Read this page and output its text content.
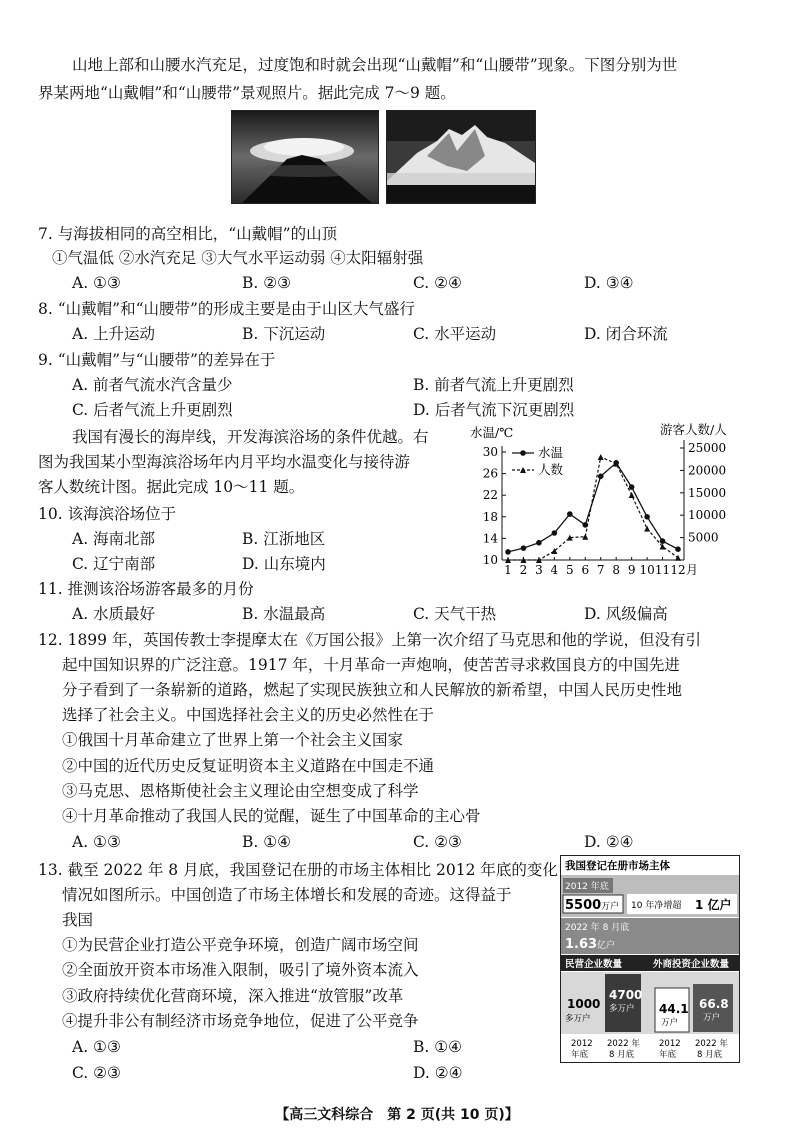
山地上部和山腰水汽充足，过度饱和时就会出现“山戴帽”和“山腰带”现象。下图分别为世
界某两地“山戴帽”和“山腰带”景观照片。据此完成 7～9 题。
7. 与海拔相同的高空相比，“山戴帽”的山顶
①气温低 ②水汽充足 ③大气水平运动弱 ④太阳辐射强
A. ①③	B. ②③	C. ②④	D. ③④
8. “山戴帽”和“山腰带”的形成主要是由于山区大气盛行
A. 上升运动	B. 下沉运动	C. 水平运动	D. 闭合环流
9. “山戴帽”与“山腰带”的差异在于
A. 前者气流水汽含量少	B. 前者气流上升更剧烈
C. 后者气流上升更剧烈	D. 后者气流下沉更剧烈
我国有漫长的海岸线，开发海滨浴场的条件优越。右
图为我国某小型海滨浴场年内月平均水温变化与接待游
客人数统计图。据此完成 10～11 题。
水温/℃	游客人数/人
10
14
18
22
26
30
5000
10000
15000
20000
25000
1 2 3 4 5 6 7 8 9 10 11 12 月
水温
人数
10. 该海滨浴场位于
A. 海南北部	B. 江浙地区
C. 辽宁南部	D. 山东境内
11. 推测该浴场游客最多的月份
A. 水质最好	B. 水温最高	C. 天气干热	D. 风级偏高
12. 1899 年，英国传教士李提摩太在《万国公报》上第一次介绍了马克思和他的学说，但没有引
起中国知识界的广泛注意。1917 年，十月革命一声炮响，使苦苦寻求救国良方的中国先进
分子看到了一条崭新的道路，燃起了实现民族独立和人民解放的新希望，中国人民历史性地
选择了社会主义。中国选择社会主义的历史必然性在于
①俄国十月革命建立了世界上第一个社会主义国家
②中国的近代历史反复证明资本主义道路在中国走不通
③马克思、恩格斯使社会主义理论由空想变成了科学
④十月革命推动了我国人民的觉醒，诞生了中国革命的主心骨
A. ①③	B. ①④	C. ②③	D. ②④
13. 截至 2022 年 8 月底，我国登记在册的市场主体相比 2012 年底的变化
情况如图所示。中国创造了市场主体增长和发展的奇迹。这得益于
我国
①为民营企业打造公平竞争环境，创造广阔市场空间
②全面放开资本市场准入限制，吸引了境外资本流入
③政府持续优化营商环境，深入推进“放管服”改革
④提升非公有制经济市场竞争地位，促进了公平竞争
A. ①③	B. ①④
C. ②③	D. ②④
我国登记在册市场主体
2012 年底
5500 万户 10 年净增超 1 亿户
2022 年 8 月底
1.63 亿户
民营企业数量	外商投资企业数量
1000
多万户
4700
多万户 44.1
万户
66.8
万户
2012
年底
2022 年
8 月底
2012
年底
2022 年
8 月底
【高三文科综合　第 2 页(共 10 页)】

...

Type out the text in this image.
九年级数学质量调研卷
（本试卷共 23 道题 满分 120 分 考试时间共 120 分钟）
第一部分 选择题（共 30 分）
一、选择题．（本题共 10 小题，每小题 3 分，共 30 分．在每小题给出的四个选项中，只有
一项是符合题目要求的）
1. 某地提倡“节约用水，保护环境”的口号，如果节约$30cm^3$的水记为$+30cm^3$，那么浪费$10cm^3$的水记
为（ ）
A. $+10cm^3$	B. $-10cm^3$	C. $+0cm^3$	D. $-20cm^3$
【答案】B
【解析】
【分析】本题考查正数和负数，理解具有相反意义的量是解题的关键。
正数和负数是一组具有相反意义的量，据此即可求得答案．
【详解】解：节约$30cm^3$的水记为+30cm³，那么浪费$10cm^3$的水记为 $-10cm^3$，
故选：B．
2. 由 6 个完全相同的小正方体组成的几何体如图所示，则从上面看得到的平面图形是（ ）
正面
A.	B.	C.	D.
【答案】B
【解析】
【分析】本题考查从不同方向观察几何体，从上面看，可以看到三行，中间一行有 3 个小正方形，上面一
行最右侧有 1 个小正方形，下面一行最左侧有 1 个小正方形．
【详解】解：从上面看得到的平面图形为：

• [WORK TO COMPLETE]: Supply the count of lines in the entries that contain the word "this", and nothing besides.

• [TASK RESPONSE]: 2